• Provided records
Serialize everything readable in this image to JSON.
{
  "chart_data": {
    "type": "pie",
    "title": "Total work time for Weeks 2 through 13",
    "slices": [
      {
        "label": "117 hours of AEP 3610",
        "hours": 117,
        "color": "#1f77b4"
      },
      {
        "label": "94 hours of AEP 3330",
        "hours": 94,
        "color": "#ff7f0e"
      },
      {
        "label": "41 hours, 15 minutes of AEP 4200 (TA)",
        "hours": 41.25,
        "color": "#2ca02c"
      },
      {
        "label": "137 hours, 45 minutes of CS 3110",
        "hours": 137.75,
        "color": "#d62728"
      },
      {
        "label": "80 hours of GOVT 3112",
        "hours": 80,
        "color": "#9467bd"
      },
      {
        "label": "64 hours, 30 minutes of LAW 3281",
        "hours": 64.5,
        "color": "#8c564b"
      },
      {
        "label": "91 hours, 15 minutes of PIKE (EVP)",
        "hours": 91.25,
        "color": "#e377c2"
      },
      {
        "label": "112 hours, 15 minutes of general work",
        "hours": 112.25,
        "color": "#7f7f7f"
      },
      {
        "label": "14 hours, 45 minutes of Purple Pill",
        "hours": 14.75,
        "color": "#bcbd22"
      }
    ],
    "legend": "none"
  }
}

...

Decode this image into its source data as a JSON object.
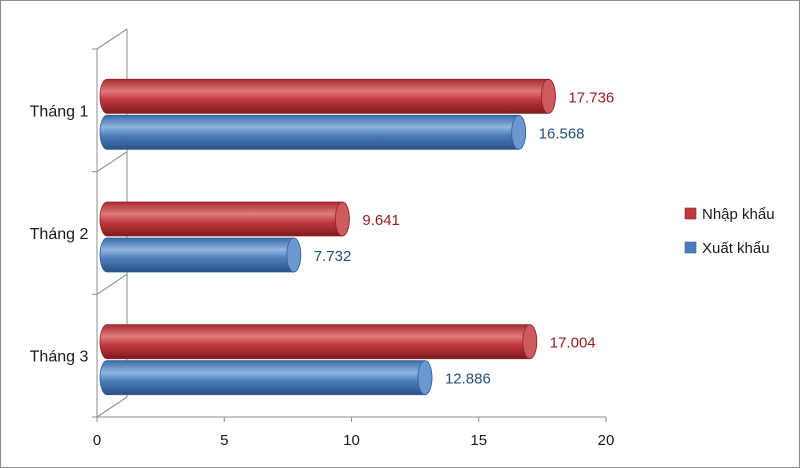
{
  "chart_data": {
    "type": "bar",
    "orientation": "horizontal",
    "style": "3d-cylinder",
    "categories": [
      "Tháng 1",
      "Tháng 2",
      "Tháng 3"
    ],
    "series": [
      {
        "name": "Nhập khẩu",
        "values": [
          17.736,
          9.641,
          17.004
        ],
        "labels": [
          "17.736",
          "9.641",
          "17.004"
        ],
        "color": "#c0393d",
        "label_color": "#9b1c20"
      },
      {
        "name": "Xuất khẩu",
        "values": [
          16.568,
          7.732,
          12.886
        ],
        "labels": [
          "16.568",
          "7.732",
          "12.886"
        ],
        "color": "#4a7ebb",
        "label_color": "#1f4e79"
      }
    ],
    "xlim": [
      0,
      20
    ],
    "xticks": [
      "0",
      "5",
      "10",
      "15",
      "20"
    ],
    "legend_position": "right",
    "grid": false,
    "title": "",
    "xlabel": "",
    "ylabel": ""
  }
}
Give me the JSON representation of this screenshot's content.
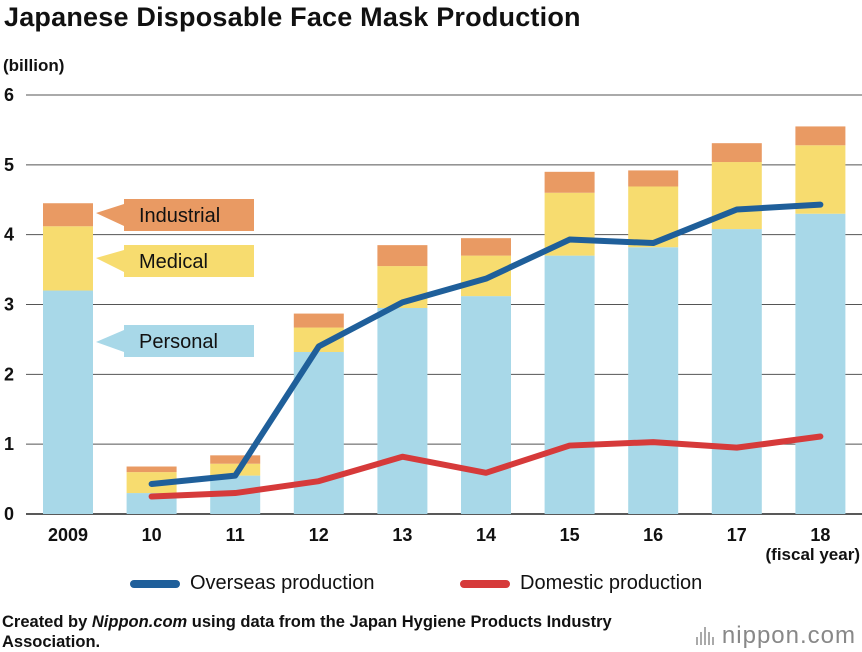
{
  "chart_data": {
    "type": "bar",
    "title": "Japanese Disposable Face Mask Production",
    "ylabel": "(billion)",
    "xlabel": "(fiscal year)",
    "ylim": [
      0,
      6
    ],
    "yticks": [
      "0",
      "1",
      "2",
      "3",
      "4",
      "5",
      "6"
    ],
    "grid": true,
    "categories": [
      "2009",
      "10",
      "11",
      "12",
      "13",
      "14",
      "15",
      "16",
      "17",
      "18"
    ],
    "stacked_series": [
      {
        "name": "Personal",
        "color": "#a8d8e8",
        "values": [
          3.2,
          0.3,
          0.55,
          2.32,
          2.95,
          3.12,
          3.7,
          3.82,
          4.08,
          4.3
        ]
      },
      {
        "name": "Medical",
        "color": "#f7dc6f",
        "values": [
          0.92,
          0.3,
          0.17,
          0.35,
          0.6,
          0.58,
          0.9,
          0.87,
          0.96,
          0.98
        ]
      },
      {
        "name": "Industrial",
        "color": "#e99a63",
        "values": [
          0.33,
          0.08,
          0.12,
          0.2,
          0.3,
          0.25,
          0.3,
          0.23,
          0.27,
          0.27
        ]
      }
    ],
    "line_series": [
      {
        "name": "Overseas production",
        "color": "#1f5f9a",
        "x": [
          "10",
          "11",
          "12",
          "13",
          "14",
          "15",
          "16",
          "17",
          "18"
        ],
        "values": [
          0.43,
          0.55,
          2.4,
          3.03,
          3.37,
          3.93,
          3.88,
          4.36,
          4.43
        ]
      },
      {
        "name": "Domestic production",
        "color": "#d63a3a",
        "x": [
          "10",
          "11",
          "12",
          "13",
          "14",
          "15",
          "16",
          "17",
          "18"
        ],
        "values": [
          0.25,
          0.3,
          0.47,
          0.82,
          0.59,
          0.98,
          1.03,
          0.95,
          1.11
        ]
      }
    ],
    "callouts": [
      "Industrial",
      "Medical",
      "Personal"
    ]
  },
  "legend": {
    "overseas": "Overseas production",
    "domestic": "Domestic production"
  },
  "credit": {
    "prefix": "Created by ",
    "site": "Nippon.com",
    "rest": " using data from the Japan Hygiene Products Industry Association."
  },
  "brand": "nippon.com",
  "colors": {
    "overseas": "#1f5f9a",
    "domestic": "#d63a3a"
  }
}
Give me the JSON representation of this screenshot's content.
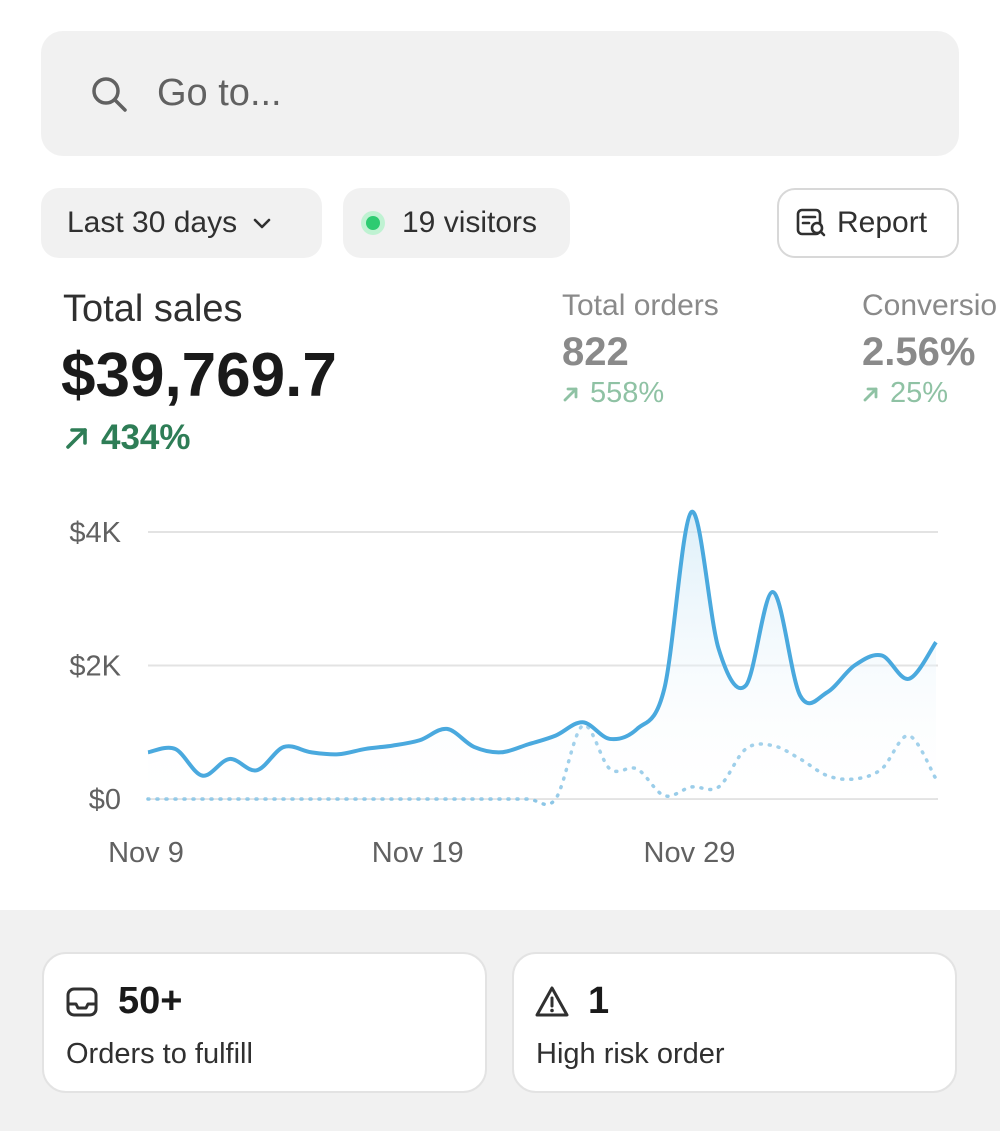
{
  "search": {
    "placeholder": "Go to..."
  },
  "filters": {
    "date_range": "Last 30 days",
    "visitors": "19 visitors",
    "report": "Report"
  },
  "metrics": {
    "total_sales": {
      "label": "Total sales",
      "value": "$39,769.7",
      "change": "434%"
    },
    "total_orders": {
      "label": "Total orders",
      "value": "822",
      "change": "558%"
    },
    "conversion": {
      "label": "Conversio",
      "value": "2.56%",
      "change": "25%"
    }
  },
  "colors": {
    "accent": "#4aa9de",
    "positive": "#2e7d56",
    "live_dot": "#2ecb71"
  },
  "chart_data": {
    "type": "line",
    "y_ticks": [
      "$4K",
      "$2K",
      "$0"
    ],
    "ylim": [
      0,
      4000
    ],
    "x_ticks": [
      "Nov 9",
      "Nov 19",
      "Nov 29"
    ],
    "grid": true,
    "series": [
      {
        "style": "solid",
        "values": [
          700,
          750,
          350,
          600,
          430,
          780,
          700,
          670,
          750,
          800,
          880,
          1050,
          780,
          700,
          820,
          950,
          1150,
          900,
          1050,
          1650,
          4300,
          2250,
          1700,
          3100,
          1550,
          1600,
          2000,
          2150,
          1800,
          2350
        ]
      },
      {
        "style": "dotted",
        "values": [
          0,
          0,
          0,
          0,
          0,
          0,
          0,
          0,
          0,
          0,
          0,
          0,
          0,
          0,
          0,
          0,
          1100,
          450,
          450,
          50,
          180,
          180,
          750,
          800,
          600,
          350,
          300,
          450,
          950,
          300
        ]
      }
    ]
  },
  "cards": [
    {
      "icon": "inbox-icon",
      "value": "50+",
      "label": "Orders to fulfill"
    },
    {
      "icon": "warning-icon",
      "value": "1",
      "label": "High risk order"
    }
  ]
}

==

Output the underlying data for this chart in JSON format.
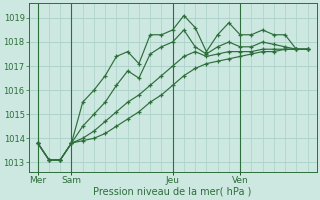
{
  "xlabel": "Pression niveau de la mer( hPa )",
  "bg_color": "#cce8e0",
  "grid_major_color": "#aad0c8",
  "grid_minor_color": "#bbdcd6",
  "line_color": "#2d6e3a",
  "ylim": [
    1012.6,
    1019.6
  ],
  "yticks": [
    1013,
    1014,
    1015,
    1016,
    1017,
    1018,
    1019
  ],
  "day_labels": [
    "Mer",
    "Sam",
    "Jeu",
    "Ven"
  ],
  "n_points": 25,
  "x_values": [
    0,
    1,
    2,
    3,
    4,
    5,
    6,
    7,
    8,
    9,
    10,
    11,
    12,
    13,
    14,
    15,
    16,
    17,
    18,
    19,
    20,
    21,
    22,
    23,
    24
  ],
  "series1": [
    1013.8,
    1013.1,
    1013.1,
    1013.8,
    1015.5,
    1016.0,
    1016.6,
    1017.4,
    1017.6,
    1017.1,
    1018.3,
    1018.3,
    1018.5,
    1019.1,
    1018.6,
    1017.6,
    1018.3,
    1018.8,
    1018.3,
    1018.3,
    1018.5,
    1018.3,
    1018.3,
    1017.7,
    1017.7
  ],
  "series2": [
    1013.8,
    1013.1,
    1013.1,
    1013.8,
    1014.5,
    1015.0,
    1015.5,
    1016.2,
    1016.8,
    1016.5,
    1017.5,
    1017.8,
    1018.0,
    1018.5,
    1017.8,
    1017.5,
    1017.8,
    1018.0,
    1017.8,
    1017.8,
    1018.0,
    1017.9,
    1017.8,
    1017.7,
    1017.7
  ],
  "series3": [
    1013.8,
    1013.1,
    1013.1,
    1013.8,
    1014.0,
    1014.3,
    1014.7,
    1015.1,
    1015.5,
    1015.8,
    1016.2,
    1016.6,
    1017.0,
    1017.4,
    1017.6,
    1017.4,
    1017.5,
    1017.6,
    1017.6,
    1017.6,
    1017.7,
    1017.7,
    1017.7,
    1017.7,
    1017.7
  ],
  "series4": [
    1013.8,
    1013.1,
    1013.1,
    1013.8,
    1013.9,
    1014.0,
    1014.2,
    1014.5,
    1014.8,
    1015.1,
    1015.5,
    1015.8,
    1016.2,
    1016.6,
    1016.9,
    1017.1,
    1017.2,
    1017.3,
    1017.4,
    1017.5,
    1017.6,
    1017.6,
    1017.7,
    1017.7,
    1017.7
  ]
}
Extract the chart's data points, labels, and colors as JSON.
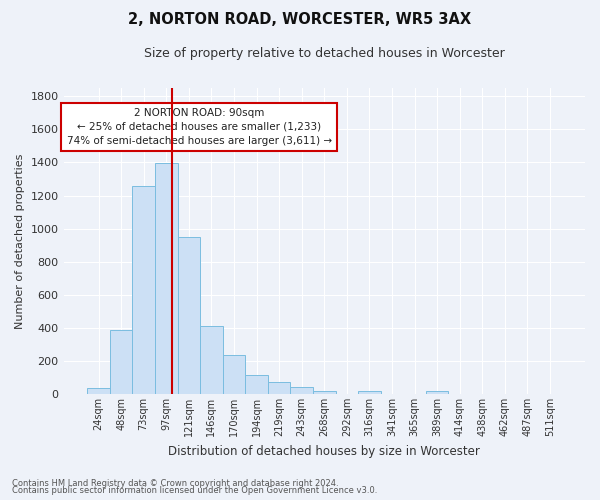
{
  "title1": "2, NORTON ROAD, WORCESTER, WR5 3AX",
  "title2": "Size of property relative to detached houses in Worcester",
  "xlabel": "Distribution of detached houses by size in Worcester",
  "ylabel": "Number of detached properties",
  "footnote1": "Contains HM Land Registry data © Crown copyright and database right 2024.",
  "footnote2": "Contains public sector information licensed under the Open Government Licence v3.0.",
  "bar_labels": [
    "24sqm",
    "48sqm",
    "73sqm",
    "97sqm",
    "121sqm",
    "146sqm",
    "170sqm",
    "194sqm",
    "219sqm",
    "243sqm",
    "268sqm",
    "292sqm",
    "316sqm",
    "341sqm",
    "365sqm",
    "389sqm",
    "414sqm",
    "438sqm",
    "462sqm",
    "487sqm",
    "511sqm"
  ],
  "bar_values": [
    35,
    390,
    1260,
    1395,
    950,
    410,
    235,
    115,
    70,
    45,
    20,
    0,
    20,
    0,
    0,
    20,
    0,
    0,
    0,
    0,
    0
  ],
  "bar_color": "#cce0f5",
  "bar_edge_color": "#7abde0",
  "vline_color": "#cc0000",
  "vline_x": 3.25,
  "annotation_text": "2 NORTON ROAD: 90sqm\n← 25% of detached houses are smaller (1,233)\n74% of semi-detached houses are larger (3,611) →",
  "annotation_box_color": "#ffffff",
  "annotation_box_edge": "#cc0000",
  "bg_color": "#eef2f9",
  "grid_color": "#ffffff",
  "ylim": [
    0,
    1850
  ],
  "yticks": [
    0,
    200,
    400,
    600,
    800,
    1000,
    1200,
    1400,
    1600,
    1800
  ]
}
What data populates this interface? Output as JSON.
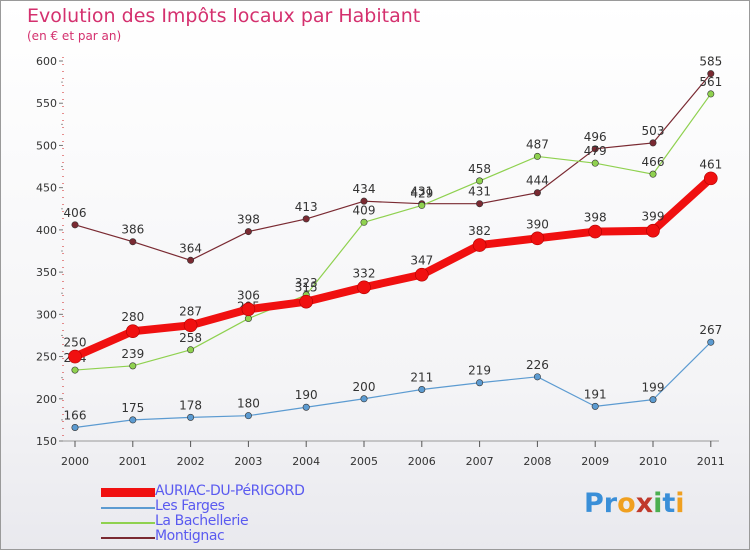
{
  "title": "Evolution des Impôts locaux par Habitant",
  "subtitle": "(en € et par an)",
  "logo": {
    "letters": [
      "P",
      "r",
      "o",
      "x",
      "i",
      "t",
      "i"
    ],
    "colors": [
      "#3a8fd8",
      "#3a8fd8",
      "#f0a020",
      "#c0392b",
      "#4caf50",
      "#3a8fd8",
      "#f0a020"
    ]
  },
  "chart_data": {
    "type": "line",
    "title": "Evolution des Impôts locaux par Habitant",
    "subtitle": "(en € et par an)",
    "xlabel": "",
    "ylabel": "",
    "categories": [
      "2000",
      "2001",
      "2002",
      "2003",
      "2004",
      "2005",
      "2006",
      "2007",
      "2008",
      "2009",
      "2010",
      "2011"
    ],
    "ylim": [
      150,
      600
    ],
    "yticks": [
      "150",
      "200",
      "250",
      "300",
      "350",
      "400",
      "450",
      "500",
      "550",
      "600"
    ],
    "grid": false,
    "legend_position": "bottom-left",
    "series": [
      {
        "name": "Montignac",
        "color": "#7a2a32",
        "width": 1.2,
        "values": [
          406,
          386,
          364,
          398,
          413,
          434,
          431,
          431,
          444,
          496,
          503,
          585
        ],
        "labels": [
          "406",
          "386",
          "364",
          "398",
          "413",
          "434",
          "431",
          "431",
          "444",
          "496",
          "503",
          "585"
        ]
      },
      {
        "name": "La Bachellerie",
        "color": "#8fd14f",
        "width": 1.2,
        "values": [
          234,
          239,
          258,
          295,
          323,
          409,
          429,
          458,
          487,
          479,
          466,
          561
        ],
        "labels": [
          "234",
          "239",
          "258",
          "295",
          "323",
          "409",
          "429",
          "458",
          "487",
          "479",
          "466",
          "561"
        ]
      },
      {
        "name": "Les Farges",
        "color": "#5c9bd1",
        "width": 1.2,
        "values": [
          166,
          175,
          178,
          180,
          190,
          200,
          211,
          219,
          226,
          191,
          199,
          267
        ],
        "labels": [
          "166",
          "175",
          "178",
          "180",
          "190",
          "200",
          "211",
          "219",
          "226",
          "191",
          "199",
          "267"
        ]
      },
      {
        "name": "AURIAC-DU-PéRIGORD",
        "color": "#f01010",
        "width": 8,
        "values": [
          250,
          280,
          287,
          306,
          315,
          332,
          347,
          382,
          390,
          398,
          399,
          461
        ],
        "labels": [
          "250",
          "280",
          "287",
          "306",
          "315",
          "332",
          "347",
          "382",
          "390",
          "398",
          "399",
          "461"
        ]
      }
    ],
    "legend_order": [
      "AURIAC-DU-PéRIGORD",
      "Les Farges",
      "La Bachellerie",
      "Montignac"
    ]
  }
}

• Exercise description
Isolate each line of the listing above that includes "JSON". Copy it.

• Exercise answer
Serialize everything readable in this image to JSON.
Decode this image into its source data as a JSON object.
Give me the JSON representation of this screenshot's content.
Give me the JSON representation of this screenshot's content.
Output the underlying data for this chart in JSON format.
Extract the chart's data points, labels, and colors as JSON.
What data populates this interface? Output as JSON.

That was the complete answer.